--- Start Source records ---
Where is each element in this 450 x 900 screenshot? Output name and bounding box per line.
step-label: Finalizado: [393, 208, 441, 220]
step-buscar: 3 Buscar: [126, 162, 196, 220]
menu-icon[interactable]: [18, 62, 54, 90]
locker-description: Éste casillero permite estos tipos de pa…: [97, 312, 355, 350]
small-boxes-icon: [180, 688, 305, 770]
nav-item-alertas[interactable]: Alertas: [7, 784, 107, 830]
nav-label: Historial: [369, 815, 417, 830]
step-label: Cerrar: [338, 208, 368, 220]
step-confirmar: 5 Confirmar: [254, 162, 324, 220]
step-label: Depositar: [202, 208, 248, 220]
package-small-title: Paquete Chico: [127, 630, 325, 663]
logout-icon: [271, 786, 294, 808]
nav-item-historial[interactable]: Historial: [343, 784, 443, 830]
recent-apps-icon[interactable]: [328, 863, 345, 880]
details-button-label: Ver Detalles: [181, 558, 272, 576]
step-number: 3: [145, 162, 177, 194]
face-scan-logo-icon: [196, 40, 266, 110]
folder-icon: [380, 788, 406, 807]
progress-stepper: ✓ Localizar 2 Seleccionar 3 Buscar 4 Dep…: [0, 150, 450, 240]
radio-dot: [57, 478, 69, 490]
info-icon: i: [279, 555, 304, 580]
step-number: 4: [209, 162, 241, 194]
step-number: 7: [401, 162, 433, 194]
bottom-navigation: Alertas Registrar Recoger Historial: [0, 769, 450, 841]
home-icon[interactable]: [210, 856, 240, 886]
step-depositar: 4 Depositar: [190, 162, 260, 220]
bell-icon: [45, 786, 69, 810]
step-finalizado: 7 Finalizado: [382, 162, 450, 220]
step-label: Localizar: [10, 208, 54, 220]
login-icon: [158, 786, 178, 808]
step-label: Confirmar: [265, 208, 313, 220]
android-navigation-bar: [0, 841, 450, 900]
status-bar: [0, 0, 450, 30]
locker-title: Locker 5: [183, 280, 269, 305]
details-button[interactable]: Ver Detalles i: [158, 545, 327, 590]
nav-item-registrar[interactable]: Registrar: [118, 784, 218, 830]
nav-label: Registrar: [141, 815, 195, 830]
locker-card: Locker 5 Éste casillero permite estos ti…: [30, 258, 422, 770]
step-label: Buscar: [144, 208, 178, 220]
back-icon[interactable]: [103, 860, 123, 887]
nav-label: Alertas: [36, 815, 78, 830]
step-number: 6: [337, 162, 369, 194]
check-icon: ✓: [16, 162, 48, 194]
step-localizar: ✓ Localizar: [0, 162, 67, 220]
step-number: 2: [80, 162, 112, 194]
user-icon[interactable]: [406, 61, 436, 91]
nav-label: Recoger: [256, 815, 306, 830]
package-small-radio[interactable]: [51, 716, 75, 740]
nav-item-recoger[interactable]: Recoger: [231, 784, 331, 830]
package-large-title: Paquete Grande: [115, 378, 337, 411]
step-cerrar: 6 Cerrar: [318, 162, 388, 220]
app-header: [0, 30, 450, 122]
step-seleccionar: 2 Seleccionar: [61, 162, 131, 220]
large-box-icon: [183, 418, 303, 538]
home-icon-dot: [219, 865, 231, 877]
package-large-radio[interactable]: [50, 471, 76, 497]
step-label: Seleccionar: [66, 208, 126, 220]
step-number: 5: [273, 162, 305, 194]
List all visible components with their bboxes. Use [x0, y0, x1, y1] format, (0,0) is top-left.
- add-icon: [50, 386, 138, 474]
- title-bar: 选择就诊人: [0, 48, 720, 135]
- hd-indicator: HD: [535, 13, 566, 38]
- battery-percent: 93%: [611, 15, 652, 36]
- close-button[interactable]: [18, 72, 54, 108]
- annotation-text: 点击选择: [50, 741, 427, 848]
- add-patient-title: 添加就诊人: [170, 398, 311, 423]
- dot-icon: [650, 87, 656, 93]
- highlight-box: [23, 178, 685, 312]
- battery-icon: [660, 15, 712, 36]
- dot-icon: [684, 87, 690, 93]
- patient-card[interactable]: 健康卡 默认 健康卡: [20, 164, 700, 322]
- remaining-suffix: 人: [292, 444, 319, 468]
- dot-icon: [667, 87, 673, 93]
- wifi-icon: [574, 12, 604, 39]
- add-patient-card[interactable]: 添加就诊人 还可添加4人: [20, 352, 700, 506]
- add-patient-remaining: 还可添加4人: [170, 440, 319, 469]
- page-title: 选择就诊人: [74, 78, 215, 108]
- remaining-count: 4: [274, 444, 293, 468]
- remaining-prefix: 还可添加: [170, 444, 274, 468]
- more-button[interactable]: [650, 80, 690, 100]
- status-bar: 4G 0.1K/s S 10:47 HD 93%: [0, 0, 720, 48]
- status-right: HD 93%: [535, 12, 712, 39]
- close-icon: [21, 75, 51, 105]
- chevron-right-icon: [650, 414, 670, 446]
--- End Source records ---
Work required
Please return each line of the listing above that contains the string "添加就诊人". Treat uppercase and lowercase as different.

Solution to this problem
- add-patient-title: 添加就诊人: [170, 398, 311, 423]
- add-patient-card[interactable]: 添加就诊人 还可添加4人: [20, 352, 700, 506]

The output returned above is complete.